- **REQUIRED TASK**: Where a line in the listing contains the string "ylabel", copy that line out.

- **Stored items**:
begin
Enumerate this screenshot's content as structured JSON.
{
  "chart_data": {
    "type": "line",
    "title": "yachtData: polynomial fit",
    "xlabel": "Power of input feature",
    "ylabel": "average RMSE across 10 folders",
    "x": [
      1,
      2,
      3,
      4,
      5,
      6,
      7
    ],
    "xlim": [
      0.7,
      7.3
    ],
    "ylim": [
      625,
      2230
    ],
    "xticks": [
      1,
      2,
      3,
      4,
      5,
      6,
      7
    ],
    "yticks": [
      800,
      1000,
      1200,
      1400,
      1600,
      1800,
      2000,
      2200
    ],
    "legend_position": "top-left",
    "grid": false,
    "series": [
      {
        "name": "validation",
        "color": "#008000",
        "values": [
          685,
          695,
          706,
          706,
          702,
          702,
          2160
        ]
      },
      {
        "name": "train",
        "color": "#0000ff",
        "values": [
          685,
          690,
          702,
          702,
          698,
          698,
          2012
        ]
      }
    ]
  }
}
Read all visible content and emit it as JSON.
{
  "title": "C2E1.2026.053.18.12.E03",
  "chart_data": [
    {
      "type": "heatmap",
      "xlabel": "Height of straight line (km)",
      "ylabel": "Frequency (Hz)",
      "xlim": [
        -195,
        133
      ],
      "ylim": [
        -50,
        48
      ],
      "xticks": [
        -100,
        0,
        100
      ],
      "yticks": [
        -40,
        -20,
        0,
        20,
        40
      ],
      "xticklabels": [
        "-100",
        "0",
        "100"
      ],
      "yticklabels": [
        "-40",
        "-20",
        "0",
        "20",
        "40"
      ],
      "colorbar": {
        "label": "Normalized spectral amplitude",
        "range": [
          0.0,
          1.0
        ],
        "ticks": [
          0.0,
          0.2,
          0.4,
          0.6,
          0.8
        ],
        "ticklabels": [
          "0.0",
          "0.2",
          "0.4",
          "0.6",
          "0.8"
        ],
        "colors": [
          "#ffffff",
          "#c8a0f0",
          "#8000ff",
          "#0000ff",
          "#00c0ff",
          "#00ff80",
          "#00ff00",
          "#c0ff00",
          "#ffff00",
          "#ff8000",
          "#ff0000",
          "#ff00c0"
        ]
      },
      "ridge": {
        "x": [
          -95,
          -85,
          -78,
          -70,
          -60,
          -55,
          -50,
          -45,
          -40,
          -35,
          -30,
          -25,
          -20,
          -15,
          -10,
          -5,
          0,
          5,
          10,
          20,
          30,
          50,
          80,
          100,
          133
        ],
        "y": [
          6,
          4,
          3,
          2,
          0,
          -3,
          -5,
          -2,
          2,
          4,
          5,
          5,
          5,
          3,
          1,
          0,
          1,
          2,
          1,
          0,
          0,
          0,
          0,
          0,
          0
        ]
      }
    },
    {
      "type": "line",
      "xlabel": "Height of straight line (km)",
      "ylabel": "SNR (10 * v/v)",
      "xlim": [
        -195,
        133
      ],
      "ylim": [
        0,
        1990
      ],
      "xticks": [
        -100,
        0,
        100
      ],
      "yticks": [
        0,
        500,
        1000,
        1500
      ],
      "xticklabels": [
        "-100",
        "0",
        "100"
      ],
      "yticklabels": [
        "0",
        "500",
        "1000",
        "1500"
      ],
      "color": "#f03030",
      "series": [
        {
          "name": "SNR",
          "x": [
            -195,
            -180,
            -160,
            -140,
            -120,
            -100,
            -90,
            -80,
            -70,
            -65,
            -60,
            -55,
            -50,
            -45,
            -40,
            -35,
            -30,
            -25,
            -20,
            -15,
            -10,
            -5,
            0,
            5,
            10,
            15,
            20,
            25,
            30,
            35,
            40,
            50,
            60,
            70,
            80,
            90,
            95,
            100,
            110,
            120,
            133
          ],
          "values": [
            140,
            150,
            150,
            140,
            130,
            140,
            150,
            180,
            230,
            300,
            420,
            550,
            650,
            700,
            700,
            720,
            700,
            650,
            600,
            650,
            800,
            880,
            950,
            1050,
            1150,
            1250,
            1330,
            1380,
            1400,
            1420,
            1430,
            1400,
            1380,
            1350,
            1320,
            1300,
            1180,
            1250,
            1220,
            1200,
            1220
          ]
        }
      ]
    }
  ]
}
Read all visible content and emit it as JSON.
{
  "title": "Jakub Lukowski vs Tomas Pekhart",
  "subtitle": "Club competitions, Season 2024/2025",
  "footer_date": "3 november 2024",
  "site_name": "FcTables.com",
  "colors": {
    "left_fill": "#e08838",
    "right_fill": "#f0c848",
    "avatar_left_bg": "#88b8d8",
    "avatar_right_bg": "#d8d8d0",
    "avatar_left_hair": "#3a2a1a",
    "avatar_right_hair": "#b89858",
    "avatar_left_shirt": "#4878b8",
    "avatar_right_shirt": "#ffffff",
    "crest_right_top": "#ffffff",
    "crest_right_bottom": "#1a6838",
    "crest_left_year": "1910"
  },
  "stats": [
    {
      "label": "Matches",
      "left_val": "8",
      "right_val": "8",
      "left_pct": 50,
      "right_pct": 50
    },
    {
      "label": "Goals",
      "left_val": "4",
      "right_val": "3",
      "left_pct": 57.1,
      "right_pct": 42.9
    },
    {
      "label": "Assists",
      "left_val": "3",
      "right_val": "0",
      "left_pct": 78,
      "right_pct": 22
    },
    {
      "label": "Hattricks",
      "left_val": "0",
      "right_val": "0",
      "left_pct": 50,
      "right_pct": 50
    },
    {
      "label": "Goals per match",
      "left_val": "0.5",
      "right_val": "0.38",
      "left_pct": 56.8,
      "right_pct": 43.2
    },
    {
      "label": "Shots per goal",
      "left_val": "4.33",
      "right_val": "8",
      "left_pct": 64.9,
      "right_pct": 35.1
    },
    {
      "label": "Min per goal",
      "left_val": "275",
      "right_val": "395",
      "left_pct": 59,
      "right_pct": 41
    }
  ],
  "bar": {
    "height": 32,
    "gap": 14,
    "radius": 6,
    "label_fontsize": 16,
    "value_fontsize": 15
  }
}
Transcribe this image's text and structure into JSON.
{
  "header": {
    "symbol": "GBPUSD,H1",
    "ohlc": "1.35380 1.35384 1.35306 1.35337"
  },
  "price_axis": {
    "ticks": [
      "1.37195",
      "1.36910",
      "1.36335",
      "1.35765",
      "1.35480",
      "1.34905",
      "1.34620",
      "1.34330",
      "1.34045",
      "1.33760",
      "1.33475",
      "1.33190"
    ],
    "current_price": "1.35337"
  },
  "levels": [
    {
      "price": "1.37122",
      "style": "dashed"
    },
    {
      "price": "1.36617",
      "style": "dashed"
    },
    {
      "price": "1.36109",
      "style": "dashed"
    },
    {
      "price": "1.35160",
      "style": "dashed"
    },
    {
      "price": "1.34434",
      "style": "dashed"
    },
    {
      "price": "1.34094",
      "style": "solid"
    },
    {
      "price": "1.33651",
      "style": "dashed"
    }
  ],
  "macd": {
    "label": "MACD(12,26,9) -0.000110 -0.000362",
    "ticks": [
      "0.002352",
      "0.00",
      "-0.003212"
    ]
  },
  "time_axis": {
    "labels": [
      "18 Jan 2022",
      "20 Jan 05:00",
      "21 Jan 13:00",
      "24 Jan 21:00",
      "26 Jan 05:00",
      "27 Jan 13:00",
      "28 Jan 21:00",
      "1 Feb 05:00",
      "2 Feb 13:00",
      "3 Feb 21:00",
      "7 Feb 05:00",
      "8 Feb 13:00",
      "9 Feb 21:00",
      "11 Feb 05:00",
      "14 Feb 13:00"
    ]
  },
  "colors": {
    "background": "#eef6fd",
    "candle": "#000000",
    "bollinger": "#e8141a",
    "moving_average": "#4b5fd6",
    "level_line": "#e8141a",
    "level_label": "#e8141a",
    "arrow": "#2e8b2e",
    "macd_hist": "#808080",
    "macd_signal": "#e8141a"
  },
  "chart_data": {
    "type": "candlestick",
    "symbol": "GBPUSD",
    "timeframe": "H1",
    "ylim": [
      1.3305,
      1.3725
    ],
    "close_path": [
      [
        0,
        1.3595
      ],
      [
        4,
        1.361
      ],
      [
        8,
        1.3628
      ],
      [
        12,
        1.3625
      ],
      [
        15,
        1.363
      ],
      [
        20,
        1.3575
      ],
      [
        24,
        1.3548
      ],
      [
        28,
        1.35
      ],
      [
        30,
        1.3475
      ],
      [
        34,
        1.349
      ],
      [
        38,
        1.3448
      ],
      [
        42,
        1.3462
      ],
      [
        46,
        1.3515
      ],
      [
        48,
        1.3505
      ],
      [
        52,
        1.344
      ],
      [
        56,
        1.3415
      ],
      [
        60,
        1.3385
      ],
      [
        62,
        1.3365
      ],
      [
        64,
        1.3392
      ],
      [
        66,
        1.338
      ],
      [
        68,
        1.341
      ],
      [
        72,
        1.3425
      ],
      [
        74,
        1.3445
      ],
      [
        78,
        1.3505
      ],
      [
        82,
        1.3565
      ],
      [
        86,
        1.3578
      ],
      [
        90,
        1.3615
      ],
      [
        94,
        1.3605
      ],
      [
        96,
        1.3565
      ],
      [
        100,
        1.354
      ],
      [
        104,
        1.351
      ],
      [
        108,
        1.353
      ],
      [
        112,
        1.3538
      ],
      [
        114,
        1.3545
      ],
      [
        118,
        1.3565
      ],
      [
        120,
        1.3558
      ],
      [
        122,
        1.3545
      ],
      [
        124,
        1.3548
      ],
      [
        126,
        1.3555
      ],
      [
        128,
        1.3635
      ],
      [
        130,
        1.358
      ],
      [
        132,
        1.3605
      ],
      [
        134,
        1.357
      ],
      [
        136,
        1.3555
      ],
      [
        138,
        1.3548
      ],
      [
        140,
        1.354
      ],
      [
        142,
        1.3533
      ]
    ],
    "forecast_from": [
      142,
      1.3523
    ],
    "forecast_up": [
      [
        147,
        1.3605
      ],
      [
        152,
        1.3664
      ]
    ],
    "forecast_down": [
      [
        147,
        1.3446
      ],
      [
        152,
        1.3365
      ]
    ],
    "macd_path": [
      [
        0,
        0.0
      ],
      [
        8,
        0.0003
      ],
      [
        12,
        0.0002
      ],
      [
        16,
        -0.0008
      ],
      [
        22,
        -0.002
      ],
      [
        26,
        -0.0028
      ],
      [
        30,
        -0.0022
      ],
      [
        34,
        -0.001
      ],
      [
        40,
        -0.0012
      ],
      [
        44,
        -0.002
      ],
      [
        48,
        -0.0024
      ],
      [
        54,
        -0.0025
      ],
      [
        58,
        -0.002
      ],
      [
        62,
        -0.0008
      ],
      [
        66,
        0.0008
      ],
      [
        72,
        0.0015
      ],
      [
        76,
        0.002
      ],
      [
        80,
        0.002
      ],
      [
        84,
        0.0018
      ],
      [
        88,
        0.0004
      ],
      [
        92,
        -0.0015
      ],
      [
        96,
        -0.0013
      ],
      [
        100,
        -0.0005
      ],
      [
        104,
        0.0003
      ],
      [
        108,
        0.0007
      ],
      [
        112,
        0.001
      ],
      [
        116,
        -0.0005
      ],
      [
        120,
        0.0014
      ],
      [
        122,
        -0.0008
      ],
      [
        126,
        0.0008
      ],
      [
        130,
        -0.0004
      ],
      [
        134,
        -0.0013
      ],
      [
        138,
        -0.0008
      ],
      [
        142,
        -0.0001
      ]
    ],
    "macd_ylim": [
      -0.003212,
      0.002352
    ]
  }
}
end
- **RESULT BELOW**:
    "ylabel": "average RMSE across 10 folders",
      "ylabel": "Frequency (Hz)",
      "ylabel": "SNR (10 * v/v)",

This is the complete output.